- [To be done]
Print all the entries verbatim.

- [Listing]
━━━

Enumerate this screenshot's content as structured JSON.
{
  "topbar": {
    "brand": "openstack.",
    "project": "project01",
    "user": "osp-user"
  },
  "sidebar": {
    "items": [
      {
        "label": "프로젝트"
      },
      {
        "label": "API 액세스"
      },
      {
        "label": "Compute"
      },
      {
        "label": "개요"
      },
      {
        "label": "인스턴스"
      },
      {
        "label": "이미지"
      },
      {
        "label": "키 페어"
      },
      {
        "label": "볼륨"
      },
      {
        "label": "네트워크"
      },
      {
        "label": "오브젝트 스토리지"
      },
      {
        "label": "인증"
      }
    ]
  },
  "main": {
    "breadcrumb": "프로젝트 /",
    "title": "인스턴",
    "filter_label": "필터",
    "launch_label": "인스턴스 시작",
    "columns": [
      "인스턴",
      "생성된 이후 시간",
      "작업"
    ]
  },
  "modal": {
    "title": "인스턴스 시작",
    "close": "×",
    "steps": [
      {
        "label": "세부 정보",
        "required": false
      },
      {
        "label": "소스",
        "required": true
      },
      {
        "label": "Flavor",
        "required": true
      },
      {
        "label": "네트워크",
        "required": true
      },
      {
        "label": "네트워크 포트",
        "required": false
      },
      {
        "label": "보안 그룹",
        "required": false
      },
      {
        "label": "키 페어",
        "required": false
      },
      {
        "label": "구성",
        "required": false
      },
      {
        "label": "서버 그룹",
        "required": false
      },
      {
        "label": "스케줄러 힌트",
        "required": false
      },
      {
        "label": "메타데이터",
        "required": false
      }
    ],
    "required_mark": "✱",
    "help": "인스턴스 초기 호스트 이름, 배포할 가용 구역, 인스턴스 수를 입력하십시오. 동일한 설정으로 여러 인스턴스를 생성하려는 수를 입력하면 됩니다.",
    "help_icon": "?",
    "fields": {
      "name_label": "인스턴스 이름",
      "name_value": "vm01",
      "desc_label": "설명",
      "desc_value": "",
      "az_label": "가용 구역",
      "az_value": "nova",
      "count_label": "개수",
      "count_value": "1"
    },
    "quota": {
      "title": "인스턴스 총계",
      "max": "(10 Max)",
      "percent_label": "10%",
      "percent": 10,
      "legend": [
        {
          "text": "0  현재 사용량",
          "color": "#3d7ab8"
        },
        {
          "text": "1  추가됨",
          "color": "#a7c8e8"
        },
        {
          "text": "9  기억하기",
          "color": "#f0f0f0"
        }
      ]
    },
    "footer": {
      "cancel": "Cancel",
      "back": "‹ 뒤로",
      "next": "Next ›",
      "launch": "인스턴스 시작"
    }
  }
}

━━━

- [Task output]
Enumerate this screenshot's content as structured JSON.
{
  "topbar": {
    "brand": "openstack.",
    "project": "project01",
    "user": "osp-user"
  },
  "sidebar": {
    "items": [
      {
        "label": "프로젝트"
      },
      {
        "label": "API 액세스"
      },
      {
        "label": "Compute"
      },
      {
        "label": "개요"
      },
      {
        "label": "인스턴스"
      },
      {
        "label": "이미지"
      },
      {
        "label": "키 페어"
      },
      {
        "label": "볼륨"
      },
      {
        "label": "네트워크"
      },
      {
        "label": "오브젝트 스토리지"
      },
      {
        "label": "인증"
      }
    ]
  },
  "main": {
    "breadcrumb": "프로젝트 /",
    "title": "인스턴",
    "filter_label": "필터",
    "launch_label": "인스턴스 시작",
    "columns": [
      "인스턴",
      "생성된 이후 시간",
      "작업"
    ]
  },
  "modal": {
    "title": "인스턴스 시작",
    "close": "×",
    "steps": [
      {
        "label": "세부 정보",
        "required": false
      },
      {
        "label": "소스",
        "required": true
      },
      {
        "label": "Flavor",
        "required": true
      },
      {
        "label": "네트워크",
        "required": true
      },
      {
        "label": "네트워크 포트",
        "required": false
      },
      {
        "label": "보안 그룹",
        "required": false
      },
      {
        "label": "키 페어",
        "required": false
      },
      {
        "label": "구성",
        "required": false
      },
      {
        "label": "서버 그룹",
        "required": false
      },
      {
        "label": "스케줄러 힌트",
        "required": false
      },
      {
        "label": "메타데이터",
        "required": false
      }
    ],
    "required_mark": "✱",
    "help": "인스턴스 초기 호스트 이름, 배포할 가용 구역, 인스턴스 수를 입력하십시오. 동일한 설정으로 여러 인스턴스를 생성하려는 수를 입력하면 됩니다.",
    "help_icon": "?",
    "fields": {
      "name_label": "인스턴스 이름",
      "name_value": "vm01",
      "desc_label": "설명",
      "desc_value": "",
      "az_label": "가용 구역",
      "az_value": "nova",
      "count_label": "개수",
      "count_value": "1"
    },
    "quota": {
      "title": "인스턴스 총계",
      "max": "(10 Max)",
      "percent_label": "10%",
      "percent": 10,
      "legend": [
        {
          "text": "0  현재 사용량",
          "color": "#3d7ab8"
        },
        {
          "text": "1  추가됨",
          "color": "#a7c8e8"
        },
        {
          "text": "9  기억하기",
          "color": "#f0f0f0"
        }
      ]
    },
    "footer": {
      "cancel": "Cancel",
      "back": "‹ 뒤로",
      "next": "Next ›",
      "launch": "인스턴스 시작"
    }
  }
}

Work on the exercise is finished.